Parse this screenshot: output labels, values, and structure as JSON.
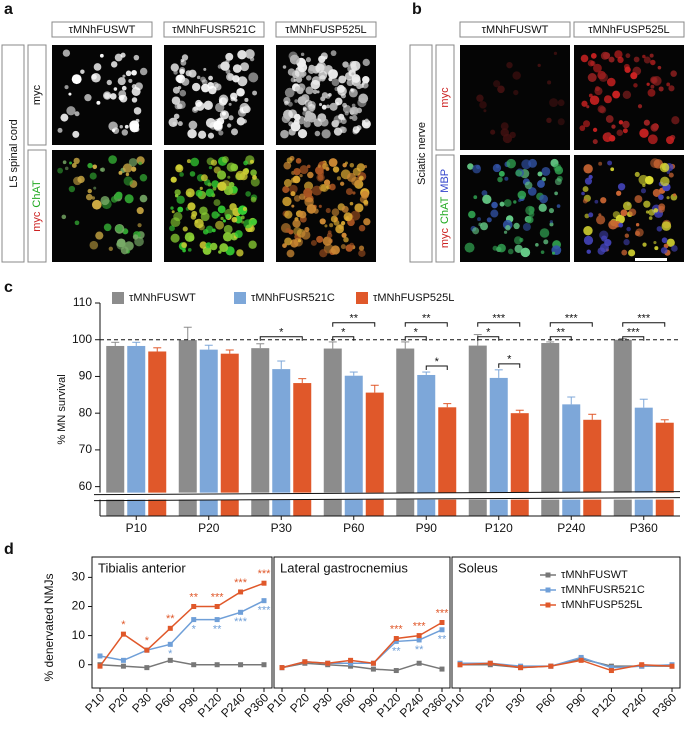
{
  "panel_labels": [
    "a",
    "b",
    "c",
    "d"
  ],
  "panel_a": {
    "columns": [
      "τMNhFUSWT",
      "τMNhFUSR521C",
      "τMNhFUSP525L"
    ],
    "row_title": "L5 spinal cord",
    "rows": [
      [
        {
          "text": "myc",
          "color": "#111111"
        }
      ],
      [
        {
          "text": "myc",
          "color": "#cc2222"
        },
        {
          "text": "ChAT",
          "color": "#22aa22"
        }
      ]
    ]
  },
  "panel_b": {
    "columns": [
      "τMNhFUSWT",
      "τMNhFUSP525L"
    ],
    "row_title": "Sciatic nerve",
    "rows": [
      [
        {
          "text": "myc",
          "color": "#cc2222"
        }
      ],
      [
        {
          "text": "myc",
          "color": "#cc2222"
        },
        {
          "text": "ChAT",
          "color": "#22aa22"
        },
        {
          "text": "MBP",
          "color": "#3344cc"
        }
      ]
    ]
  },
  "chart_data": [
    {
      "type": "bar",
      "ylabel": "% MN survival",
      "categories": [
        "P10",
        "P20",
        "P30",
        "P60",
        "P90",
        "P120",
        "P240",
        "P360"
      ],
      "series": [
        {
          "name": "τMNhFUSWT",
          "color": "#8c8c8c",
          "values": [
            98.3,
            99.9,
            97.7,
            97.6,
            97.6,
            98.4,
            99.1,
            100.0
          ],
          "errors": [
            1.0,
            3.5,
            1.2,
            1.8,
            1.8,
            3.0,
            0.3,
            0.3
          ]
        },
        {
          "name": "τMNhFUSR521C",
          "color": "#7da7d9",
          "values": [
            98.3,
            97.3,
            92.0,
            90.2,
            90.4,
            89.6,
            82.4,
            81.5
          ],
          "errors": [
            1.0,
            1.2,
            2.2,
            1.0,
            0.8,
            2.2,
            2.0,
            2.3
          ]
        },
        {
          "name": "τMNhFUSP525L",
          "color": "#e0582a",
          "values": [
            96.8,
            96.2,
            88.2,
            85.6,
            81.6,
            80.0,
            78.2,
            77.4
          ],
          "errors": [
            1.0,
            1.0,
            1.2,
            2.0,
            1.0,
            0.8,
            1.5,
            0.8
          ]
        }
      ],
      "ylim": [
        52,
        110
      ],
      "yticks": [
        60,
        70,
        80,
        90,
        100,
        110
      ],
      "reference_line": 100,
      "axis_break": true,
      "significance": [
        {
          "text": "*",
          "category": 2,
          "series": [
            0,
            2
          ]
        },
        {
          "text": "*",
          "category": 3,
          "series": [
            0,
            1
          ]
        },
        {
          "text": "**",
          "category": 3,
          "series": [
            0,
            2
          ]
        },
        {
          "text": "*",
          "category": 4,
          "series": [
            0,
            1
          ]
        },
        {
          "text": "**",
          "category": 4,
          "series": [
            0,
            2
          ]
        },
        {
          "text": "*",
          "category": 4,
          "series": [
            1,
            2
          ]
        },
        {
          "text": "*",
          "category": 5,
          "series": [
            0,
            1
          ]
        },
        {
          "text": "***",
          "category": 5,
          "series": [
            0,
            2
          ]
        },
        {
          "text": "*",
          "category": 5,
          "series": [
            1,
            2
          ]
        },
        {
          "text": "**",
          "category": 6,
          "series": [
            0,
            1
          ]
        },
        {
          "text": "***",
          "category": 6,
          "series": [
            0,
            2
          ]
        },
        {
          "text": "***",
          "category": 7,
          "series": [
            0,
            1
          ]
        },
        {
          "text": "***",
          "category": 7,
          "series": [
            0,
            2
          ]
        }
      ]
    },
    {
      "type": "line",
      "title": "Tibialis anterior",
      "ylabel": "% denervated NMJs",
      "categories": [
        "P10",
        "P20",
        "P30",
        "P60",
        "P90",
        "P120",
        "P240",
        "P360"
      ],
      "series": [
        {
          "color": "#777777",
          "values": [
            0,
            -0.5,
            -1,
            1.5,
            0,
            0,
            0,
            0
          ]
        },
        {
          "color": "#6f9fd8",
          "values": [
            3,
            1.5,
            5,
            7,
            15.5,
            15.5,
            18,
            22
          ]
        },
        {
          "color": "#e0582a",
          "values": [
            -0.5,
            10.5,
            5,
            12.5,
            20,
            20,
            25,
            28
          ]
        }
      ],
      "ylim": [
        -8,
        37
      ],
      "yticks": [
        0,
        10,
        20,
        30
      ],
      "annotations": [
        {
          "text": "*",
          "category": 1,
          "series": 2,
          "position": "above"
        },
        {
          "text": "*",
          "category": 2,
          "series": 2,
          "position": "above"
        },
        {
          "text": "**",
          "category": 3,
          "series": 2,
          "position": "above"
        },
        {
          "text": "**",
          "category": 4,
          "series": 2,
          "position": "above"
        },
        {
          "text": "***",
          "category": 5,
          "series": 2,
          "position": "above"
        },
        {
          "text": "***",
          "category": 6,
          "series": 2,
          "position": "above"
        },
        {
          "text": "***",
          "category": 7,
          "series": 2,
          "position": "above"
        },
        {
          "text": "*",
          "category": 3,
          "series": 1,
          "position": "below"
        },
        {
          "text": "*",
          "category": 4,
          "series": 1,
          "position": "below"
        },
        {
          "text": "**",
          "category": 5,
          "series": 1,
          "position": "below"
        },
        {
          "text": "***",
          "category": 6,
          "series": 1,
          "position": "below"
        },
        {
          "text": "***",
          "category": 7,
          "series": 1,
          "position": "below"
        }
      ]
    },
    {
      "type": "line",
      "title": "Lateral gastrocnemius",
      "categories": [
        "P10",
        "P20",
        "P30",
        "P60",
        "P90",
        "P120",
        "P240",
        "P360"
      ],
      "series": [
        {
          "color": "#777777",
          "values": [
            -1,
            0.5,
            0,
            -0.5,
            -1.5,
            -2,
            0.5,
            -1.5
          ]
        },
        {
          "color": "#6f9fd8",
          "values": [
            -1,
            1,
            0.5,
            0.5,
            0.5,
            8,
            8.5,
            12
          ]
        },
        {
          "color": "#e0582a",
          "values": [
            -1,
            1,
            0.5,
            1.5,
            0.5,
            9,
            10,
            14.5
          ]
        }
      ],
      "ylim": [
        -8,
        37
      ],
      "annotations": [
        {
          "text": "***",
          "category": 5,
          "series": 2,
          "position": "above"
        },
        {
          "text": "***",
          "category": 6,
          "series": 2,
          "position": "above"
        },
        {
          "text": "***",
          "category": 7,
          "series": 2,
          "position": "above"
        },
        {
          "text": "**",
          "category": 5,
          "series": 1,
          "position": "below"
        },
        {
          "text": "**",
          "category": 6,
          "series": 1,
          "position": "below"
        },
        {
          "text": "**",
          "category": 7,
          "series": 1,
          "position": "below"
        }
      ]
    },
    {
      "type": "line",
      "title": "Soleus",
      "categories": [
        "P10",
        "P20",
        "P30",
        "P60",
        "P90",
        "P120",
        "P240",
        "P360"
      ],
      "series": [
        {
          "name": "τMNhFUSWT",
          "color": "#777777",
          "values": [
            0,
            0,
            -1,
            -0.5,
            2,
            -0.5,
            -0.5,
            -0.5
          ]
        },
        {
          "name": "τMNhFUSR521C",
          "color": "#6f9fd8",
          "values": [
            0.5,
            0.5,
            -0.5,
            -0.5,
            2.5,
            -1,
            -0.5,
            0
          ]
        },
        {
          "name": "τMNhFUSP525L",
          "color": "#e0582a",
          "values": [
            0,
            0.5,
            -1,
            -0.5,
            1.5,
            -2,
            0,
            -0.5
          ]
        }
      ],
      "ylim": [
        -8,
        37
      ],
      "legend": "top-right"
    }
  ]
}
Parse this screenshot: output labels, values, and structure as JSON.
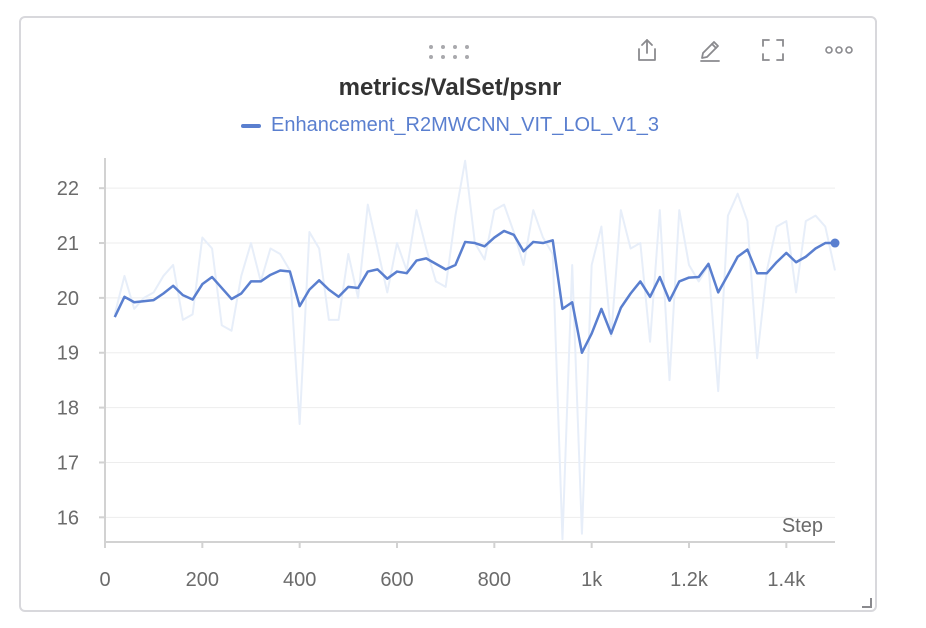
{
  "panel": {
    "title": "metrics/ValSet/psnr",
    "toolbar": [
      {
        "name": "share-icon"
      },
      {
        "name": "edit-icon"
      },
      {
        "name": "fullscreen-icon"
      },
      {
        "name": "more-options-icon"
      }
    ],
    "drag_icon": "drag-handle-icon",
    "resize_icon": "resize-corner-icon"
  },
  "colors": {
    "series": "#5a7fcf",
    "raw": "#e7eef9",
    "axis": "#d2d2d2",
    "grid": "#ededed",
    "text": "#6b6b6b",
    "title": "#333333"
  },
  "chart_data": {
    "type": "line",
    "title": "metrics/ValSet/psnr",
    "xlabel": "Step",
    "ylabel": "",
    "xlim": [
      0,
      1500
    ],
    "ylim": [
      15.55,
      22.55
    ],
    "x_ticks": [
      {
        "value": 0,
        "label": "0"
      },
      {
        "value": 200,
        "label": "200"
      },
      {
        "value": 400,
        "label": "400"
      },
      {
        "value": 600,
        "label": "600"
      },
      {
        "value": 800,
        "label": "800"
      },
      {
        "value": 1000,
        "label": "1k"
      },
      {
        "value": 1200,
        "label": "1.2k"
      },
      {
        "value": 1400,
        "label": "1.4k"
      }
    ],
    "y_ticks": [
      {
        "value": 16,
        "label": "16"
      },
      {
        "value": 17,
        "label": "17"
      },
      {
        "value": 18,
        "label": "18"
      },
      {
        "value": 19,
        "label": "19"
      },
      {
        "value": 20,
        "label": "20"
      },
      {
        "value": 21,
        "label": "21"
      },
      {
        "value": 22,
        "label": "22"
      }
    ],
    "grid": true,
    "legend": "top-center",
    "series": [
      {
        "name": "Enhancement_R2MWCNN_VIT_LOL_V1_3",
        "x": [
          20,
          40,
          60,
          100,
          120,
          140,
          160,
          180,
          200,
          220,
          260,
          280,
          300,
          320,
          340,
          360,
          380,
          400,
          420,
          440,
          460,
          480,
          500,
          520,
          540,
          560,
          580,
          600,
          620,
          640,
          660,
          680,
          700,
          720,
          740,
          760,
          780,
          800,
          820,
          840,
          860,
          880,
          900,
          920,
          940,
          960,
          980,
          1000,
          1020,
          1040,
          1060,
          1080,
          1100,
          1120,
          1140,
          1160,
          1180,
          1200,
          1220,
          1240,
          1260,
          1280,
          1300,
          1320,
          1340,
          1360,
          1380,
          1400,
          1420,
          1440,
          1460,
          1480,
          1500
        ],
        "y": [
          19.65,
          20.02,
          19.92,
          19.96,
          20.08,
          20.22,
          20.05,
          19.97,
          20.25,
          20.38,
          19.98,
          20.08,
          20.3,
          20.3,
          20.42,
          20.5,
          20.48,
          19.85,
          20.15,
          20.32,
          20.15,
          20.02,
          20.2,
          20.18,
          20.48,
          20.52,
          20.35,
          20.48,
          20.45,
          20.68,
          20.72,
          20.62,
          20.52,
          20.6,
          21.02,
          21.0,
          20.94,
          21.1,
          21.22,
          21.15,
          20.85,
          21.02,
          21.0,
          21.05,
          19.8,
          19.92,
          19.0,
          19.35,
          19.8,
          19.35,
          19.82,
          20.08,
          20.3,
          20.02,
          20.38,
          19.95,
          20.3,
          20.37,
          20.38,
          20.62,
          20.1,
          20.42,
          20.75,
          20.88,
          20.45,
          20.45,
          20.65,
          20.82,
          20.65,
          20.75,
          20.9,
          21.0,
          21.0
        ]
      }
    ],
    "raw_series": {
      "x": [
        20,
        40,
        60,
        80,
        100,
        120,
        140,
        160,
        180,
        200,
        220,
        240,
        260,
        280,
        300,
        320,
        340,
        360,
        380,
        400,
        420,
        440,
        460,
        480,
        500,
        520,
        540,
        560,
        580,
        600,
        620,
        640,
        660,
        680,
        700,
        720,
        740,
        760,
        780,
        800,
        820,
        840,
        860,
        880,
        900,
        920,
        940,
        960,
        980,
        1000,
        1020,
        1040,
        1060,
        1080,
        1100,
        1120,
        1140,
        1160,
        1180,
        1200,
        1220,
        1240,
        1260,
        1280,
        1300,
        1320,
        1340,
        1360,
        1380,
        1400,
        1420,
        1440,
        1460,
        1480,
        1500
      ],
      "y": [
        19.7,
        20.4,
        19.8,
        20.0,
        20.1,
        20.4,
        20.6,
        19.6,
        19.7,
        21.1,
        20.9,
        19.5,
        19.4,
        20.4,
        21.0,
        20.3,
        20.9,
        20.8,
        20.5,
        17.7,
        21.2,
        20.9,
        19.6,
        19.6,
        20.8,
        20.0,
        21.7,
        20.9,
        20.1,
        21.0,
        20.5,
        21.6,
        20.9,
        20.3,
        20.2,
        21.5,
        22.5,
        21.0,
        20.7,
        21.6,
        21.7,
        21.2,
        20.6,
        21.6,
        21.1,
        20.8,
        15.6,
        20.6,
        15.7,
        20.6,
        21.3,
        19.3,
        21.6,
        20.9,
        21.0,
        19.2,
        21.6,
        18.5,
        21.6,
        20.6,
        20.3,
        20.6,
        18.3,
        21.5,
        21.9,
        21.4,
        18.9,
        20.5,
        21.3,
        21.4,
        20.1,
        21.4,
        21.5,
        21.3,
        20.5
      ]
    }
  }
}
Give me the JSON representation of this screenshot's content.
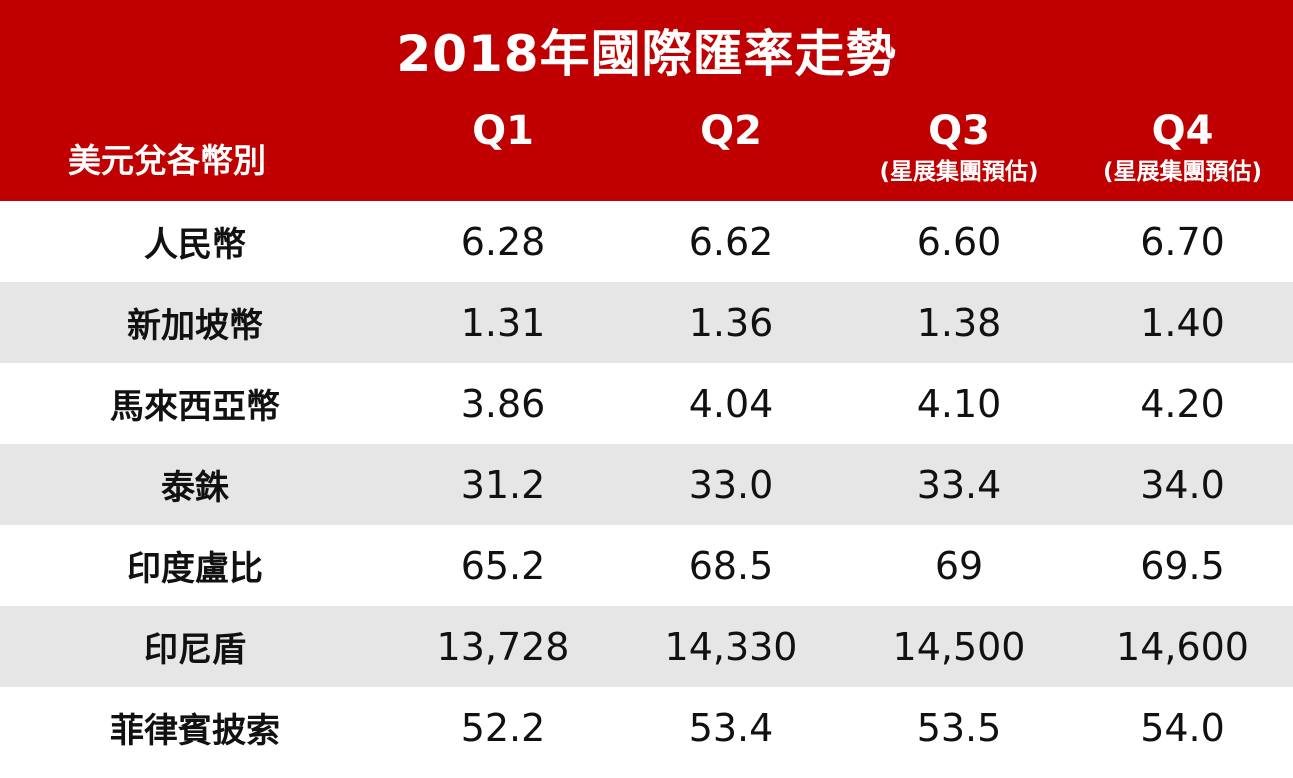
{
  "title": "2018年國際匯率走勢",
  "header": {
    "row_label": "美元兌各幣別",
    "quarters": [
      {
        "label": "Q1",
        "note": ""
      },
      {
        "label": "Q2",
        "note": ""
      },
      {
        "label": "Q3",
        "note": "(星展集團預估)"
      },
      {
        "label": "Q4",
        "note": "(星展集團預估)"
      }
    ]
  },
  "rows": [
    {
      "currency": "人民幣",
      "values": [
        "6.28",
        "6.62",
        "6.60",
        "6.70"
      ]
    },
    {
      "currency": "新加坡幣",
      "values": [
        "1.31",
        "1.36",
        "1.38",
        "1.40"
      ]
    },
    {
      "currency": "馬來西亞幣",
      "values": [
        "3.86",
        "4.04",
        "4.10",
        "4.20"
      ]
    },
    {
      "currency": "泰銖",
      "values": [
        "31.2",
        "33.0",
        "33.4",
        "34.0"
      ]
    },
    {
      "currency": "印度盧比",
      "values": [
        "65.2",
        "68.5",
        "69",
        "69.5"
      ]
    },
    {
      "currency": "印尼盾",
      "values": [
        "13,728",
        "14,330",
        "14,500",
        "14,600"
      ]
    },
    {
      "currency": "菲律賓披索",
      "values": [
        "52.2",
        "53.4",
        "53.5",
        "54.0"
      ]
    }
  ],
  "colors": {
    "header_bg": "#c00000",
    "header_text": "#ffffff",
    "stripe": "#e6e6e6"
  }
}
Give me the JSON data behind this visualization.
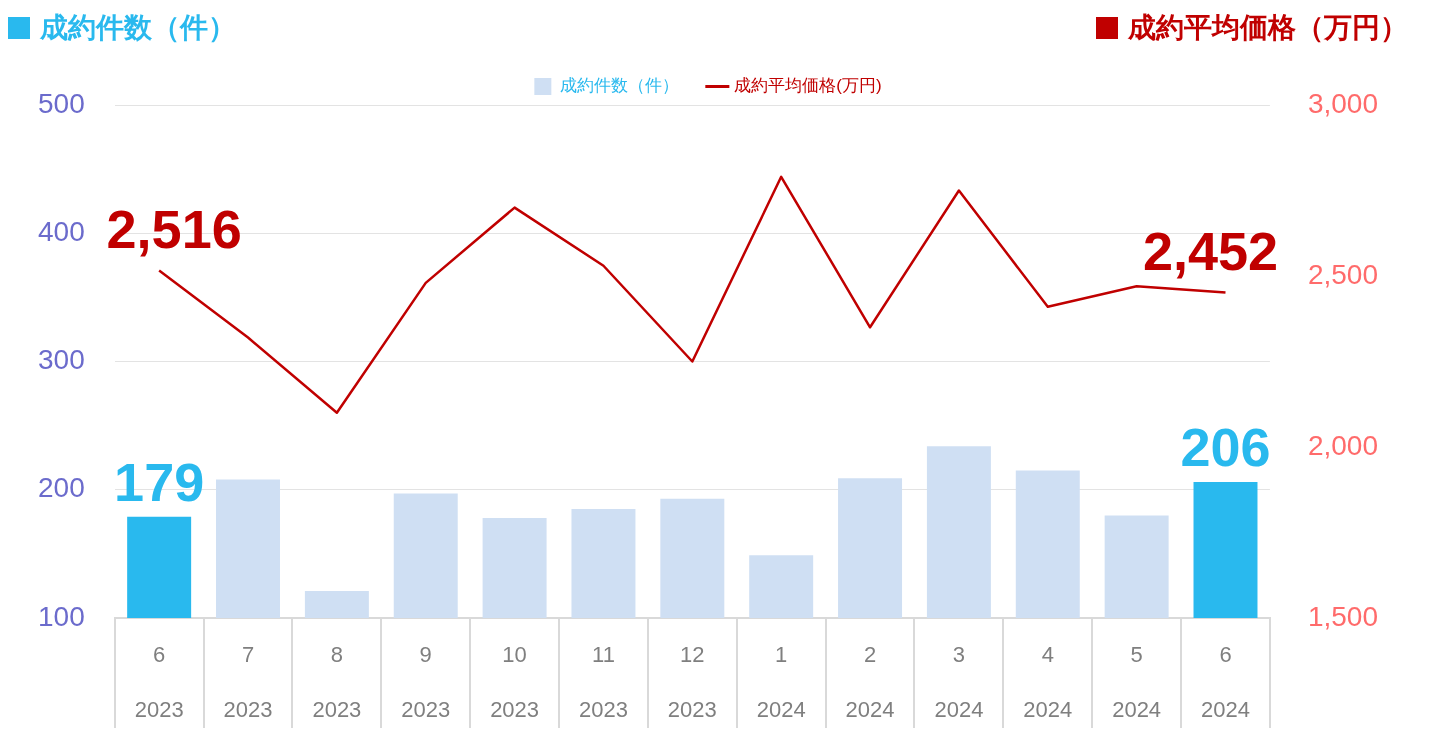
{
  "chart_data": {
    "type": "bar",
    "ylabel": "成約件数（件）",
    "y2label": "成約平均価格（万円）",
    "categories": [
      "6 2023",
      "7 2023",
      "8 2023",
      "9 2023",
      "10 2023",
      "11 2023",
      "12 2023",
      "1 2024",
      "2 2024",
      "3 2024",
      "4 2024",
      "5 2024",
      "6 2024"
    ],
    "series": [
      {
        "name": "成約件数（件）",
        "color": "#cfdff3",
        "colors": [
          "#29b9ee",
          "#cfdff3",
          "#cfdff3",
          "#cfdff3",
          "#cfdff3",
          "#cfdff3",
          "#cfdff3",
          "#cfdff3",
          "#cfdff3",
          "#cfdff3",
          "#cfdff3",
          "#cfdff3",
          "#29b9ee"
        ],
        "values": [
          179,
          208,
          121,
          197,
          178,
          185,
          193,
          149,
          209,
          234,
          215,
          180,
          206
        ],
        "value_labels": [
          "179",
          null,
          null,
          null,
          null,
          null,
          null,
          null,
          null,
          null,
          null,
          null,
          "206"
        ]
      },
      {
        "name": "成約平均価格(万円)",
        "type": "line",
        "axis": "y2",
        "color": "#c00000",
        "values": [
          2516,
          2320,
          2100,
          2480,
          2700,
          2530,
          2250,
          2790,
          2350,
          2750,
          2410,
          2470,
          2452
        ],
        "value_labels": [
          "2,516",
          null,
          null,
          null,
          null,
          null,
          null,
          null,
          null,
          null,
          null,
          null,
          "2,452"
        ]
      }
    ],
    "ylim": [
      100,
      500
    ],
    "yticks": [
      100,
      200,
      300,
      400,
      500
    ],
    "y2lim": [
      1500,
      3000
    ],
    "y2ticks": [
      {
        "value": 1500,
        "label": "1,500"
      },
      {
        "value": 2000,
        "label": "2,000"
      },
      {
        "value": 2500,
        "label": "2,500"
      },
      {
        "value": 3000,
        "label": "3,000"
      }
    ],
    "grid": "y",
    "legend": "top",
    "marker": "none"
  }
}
====
▶ Your instructions:
Out of the material above, select every line that holds the string "currency".

▶ Task solution:
      "currency": "人民幣",
      "currency": "新加坡幣",
      "currency": "馬來西亞幣",
      "currency": "泰銖",
      "currency": "印度盧比",
      "currency": "印尼盾",
      "currency": "菲律賓披索",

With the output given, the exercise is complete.